**Written problem**
Every line below that holds the string "color" should be copied out.

======== Records shown

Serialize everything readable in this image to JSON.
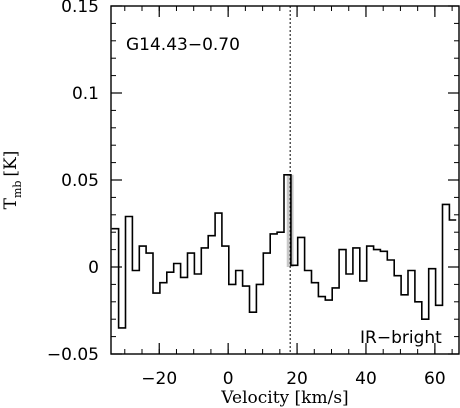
{
  "chart_data": {
    "type": "line",
    "step": true,
    "source_label": "G14.43−0.70",
    "corner_label": "IR−bright",
    "xlabel": "Velocity [km/s]",
    "ylabel_main": "T",
    "ylabel_sub": "mb",
    "ylabel_unit": "[K]",
    "xlim": [
      -34,
      67
    ],
    "ylim": [
      -0.05,
      0.15
    ],
    "x_ticks": [
      -20,
      0,
      20,
      40,
      60
    ],
    "x_tick_labels": [
      "−20",
      "0",
      "20",
      "40",
      "60"
    ],
    "y_ticks": [
      -0.05,
      0,
      0.05,
      0.1,
      0.15
    ],
    "y_tick_labels": [
      "−0.05",
      "0",
      "0.05",
      "0.1",
      "0.15"
    ],
    "x_minor_step": 5,
    "y_minor_step": 0.01,
    "vline_x": 18,
    "highlight_range": [
      17,
      19
    ],
    "grid": false,
    "series": [
      {
        "x": [
          -32.8,
          -30.8,
          -28.8,
          -26.8,
          -24.8,
          -22.8,
          -20.8,
          -18.8,
          -16.8,
          -14.8,
          -12.8,
          -10.8,
          -8.8,
          -6.8,
          -4.8,
          -2.8,
          -0.8,
          1.2,
          3.2,
          5.2,
          7.2,
          9.2,
          11.2,
          13.2,
          15.2,
          17.2,
          19.2,
          21.2,
          23.2,
          25.2,
          27.2,
          29.2,
          31.2,
          33.2,
          35.2,
          37.2,
          39.2,
          41.2,
          43.2,
          45.2,
          47.2,
          49.2,
          51.2,
          53.2,
          55.2,
          57.2,
          59.2,
          61.2,
          63.2,
          65.2
        ],
        "values": [
          0.022,
          -0.035,
          0.029,
          -0.002,
          0.012,
          0.008,
          -0.015,
          -0.009,
          -0.003,
          0.002,
          -0.006,
          0.008,
          -0.004,
          0.011,
          0.018,
          0.031,
          0.012,
          -0.01,
          -0.002,
          -0.011,
          -0.026,
          -0.01,
          0.008,
          0.019,
          0.02,
          0.053,
          0.001,
          0.017,
          -0.002,
          -0.009,
          -0.017,
          -0.019,
          -0.012,
          0.01,
          -0.004,
          0.011,
          -0.008,
          0.012,
          0.01,
          0.009,
          0.004,
          -0.005,
          -0.016,
          -0.002,
          -0.02,
          -0.03,
          -0.001,
          -0.022,
          0.036,
          0.027
        ]
      }
    ]
  }
}
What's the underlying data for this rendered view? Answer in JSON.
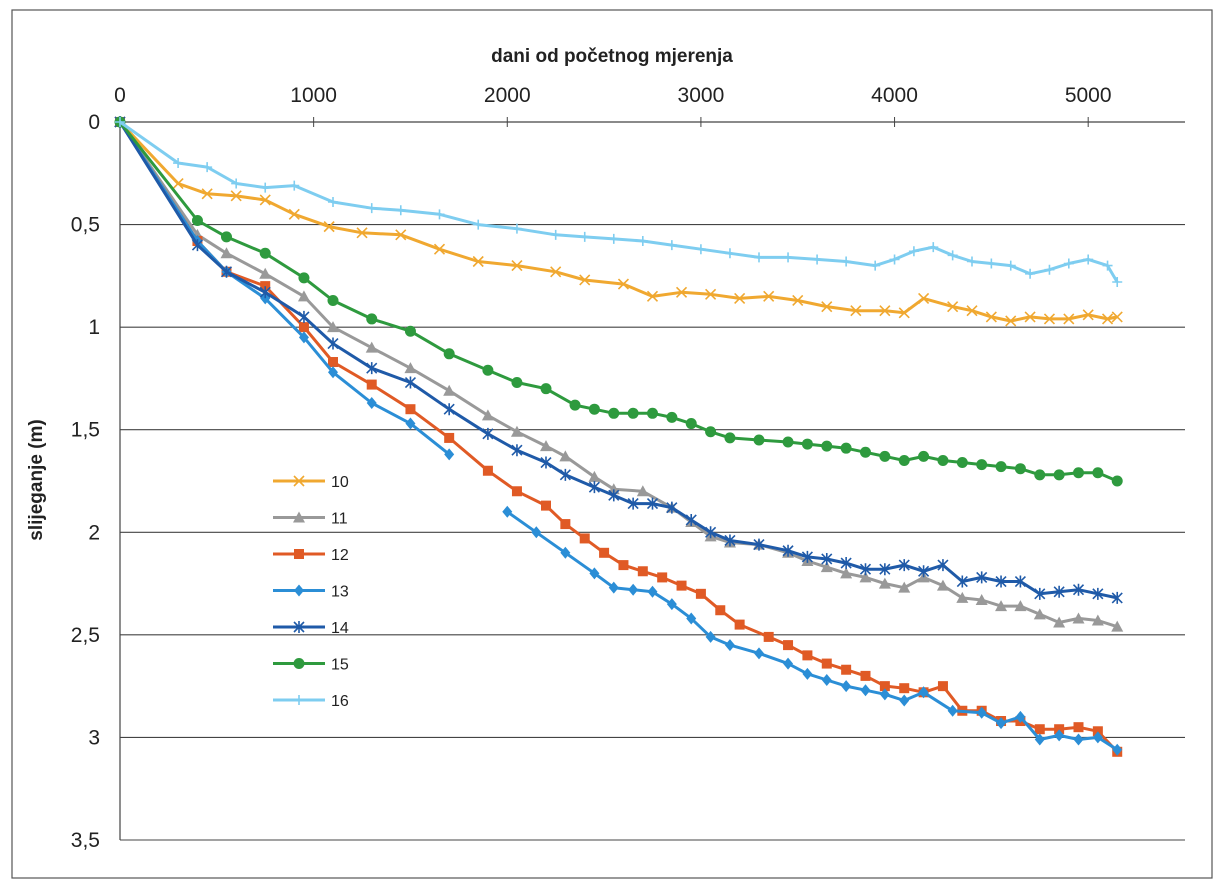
{
  "chart_data": {
    "type": "line",
    "title": "",
    "xlabel": "dani od početnog mjerenja",
    "ylabel": "slijeganje (m)",
    "xlim": [
      0,
      5500
    ],
    "ylim": [
      0,
      3.5
    ],
    "y_inverted": true,
    "x_axis_position": "top",
    "x_ticks": [
      0,
      1000,
      2000,
      3000,
      4000,
      5000
    ],
    "x_tick_labels": [
      "0",
      "1000",
      "2000",
      "3000",
      "4000",
      "5000"
    ],
    "y_ticks": [
      0,
      0.5,
      1,
      1.5,
      2,
      2.5,
      3,
      3.5
    ],
    "y_tick_labels": [
      "0",
      "0,5",
      "1",
      "1,5",
      "2",
      "2,5",
      "3",
      "3,5"
    ],
    "grid": "horizontal",
    "legend_position": "center-left",
    "series": [
      {
        "name": "10",
        "color": "#F0A830",
        "marker": "x",
        "x": [
          0,
          300,
          450,
          600,
          750,
          900,
          1080,
          1250,
          1450,
          1650,
          1850,
          2050,
          2250,
          2400,
          2600,
          2750,
          2900,
          3050,
          3200,
          3350,
          3500,
          3650,
          3800,
          3950,
          4050,
          4150,
          4300,
          4400,
          4500,
          4600,
          4700,
          4800,
          4900,
          5000,
          5100,
          5150
        ],
        "y": [
          0,
          0.3,
          0.35,
          0.36,
          0.38,
          0.45,
          0.51,
          0.54,
          0.55,
          0.62,
          0.68,
          0.7,
          0.73,
          0.77,
          0.79,
          0.85,
          0.83,
          0.84,
          0.86,
          0.85,
          0.87,
          0.9,
          0.92,
          0.92,
          0.93,
          0.86,
          0.9,
          0.92,
          0.95,
          0.97,
          0.95,
          0.96,
          0.96,
          0.94,
          0.96,
          0.95
        ]
      },
      {
        "name": "11",
        "color": "#999999",
        "marker": "triangle",
        "x": [
          0,
          400,
          550,
          750,
          950,
          1100,
          1300,
          1500,
          1700,
          1900,
          2050,
          2200,
          2300,
          2450,
          2550,
          2700,
          2850,
          2950,
          3050,
          3150,
          3300,
          3450,
          3550,
          3650,
          3750,
          3850,
          3950,
          4050,
          4150,
          4250,
          4350,
          4450,
          4550,
          4650,
          4750,
          4850,
          4950,
          5050,
          5150
        ],
        "y": [
          0,
          0.55,
          0.64,
          0.74,
          0.85,
          1.0,
          1.1,
          1.2,
          1.31,
          1.43,
          1.51,
          1.58,
          1.63,
          1.73,
          1.79,
          1.8,
          1.88,
          1.95,
          2.02,
          2.05,
          2.06,
          2.1,
          2.14,
          2.17,
          2.2,
          2.22,
          2.25,
          2.27,
          2.22,
          2.26,
          2.32,
          2.33,
          2.36,
          2.36,
          2.4,
          2.44,
          2.42,
          2.43,
          2.46
        ]
      },
      {
        "name": "12",
        "color": "#E05A25",
        "marker": "square",
        "x": [
          0,
          400,
          550,
          750,
          950,
          1100,
          1300,
          1500,
          1700,
          1900,
          2050,
          2200,
          2300,
          2400,
          2500,
          2600,
          2700,
          2800,
          2900,
          3000,
          3100,
          3200,
          3350,
          3450,
          3550,
          3650,
          3750,
          3850,
          3950,
          4050,
          4150,
          4250,
          4350,
          4450,
          4550,
          4650,
          4750,
          4850,
          4950,
          5050,
          5150
        ],
        "y": [
          0,
          0.58,
          0.73,
          0.8,
          1.0,
          1.17,
          1.28,
          1.4,
          1.54,
          1.7,
          1.8,
          1.87,
          1.96,
          2.03,
          2.1,
          2.16,
          2.19,
          2.22,
          2.26,
          2.3,
          2.38,
          2.45,
          2.51,
          2.55,
          2.6,
          2.64,
          2.67,
          2.7,
          2.75,
          2.76,
          2.78,
          2.75,
          2.87,
          2.87,
          2.92,
          2.92,
          2.96,
          2.96,
          2.95,
          2.97,
          3.07
        ]
      },
      {
        "name": "13",
        "color": "#2B8ED6",
        "marker": "diamond",
        "segments": [
          {
            "x": [
              0,
              400,
              550,
              750,
              950,
              1100,
              1300,
              1500,
              1700
            ],
            "y": [
              0,
              0.58,
              0.73,
              0.86,
              1.05,
              1.22,
              1.37,
              1.47,
              1.62
            ]
          },
          {
            "x": [
              2000,
              2150,
              2300,
              2450,
              2550,
              2650,
              2750,
              2850,
              2950,
              3050,
              3150,
              3300,
              3450,
              3550,
              3650,
              3750,
              3850,
              3950,
              4050,
              4150,
              4300,
              4450,
              4550,
              4650,
              4750,
              4850,
              4950,
              5050,
              5150
            ],
            "y": [
              1.9,
              2.0,
              2.1,
              2.2,
              2.27,
              2.28,
              2.29,
              2.35,
              2.42,
              2.51,
              2.55,
              2.59,
              2.64,
              2.69,
              2.72,
              2.75,
              2.77,
              2.79,
              2.82,
              2.78,
              2.87,
              2.88,
              2.93,
              2.9,
              3.01,
              2.99,
              3.01,
              3.0,
              3.06
            ]
          }
        ]
      },
      {
        "name": "14",
        "color": "#1F5AA8",
        "marker": "asterisk",
        "x": [
          0,
          400,
          550,
          750,
          950,
          1100,
          1300,
          1500,
          1700,
          1900,
          2050,
          2200,
          2300,
          2450,
          2550,
          2650,
          2750,
          2850,
          2950,
          3050,
          3150,
          3300,
          3450,
          3550,
          3650,
          3750,
          3850,
          3950,
          4050,
          4150,
          4250,
          4350,
          4450,
          4550,
          4650,
          4750,
          4850,
          4950,
          5050,
          5150
        ],
        "y": [
          0,
          0.6,
          0.73,
          0.83,
          0.95,
          1.08,
          1.2,
          1.27,
          1.4,
          1.52,
          1.6,
          1.66,
          1.72,
          1.78,
          1.82,
          1.86,
          1.86,
          1.88,
          1.94,
          2.0,
          2.04,
          2.06,
          2.09,
          2.12,
          2.13,
          2.15,
          2.18,
          2.18,
          2.16,
          2.19,
          2.16,
          2.24,
          2.22,
          2.24,
          2.24,
          2.3,
          2.29,
          2.28,
          2.3,
          2.32
        ]
      },
      {
        "name": "15",
        "color": "#2E9A3E",
        "marker": "circle",
        "x": [
          0,
          400,
          550,
          750,
          950,
          1100,
          1300,
          1500,
          1700,
          1900,
          2050,
          2200,
          2350,
          2450,
          2550,
          2650,
          2750,
          2850,
          2950,
          3050,
          3150,
          3300,
          3450,
          3550,
          3650,
          3750,
          3850,
          3950,
          4050,
          4150,
          4250,
          4350,
          4450,
          4550,
          4650,
          4750,
          4850,
          4950,
          5050,
          5150
        ],
        "y": [
          0,
          0.48,
          0.56,
          0.64,
          0.76,
          0.87,
          0.96,
          1.02,
          1.13,
          1.21,
          1.27,
          1.3,
          1.38,
          1.4,
          1.42,
          1.42,
          1.42,
          1.44,
          1.47,
          1.51,
          1.54,
          1.55,
          1.56,
          1.57,
          1.58,
          1.59,
          1.61,
          1.63,
          1.65,
          1.63,
          1.65,
          1.66,
          1.67,
          1.68,
          1.69,
          1.72,
          1.72,
          1.71,
          1.71,
          1.75
        ]
      },
      {
        "name": "16",
        "color": "#7ECDF0",
        "marker": "plus",
        "x": [
          0,
          300,
          450,
          600,
          750,
          900,
          1100,
          1300,
          1450,
          1650,
          1850,
          2050,
          2250,
          2400,
          2550,
          2700,
          2850,
          3000,
          3150,
          3300,
          3450,
          3600,
          3750,
          3900,
          4000,
          4100,
          4200,
          4300,
          4400,
          4500,
          4600,
          4700,
          4800,
          4900,
          5000,
          5100,
          5150
        ],
        "y": [
          0,
          0.2,
          0.22,
          0.3,
          0.32,
          0.31,
          0.39,
          0.42,
          0.43,
          0.45,
          0.5,
          0.52,
          0.55,
          0.56,
          0.57,
          0.58,
          0.6,
          0.62,
          0.64,
          0.66,
          0.66,
          0.67,
          0.68,
          0.7,
          0.67,
          0.63,
          0.61,
          0.65,
          0.68,
          0.69,
          0.7,
          0.74,
          0.72,
          0.69,
          0.67,
          0.7,
          0.78
        ]
      }
    ]
  }
}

================

**Complete response**
        "color": "#F0A830",
        "color": "#999999",
        "color": "#E05A25",
        "color": "#2B8ED6",
        "color": "#1F5AA8",
        "color": "#2E9A3E",
        "color": "#7ECDF0",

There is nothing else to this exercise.